• _What you are asked to do_
Only the number is needed: how many lines contain the word "this"?

• _Material provided_

● ● ● ● ●

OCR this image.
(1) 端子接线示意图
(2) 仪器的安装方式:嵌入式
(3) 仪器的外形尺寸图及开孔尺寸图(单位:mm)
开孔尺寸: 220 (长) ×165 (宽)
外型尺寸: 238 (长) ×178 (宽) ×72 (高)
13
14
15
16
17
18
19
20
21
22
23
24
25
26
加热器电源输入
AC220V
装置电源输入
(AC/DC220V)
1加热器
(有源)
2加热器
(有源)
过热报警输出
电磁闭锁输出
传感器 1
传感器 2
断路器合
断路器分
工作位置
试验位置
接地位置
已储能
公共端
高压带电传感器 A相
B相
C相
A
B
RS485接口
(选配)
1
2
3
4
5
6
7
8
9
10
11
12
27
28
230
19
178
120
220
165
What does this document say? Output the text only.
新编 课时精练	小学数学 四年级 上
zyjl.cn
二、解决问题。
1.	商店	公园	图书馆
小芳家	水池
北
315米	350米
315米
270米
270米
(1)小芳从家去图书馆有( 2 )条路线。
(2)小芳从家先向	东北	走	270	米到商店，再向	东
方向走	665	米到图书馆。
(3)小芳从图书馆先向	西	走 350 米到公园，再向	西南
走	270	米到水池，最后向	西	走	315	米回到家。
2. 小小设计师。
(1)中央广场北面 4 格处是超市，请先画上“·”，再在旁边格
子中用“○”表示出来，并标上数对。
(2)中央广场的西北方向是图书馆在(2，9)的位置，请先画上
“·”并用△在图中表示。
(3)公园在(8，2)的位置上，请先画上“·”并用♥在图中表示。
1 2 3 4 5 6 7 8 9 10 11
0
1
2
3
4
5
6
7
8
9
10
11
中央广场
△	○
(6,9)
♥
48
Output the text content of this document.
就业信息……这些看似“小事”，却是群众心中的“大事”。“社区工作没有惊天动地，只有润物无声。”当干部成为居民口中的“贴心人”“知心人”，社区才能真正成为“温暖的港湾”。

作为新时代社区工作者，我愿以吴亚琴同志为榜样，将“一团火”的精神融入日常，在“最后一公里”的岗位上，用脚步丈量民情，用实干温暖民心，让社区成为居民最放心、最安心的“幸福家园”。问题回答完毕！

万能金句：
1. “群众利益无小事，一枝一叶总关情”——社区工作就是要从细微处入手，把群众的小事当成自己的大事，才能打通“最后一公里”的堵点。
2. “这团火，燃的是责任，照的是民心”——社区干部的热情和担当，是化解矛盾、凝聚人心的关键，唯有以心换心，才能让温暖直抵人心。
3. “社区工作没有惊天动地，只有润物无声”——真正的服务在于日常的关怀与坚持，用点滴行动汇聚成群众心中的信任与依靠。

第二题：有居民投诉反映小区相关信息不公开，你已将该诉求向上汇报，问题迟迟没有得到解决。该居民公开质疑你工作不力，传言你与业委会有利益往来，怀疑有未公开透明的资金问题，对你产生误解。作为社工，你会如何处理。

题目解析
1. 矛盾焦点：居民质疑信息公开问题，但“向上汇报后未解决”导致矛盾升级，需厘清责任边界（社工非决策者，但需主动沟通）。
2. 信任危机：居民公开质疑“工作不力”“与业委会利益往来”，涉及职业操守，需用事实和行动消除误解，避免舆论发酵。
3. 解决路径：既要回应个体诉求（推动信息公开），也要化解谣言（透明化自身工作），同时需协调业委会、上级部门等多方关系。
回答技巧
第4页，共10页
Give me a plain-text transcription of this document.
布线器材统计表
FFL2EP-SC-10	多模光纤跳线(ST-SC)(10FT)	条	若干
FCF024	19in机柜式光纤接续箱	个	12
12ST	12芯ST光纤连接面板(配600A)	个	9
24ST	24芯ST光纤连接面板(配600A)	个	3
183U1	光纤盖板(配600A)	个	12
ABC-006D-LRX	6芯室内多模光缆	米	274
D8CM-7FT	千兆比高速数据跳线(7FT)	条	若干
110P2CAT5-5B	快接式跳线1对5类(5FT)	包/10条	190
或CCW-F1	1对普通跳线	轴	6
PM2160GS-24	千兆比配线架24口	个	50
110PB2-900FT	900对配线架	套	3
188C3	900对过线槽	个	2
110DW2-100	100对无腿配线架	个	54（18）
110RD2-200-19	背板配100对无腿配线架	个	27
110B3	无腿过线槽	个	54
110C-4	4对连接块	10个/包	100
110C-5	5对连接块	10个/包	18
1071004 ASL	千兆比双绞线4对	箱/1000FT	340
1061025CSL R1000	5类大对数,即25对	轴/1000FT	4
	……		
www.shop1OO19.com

● ● ● ● ●

• _Complete answer_
4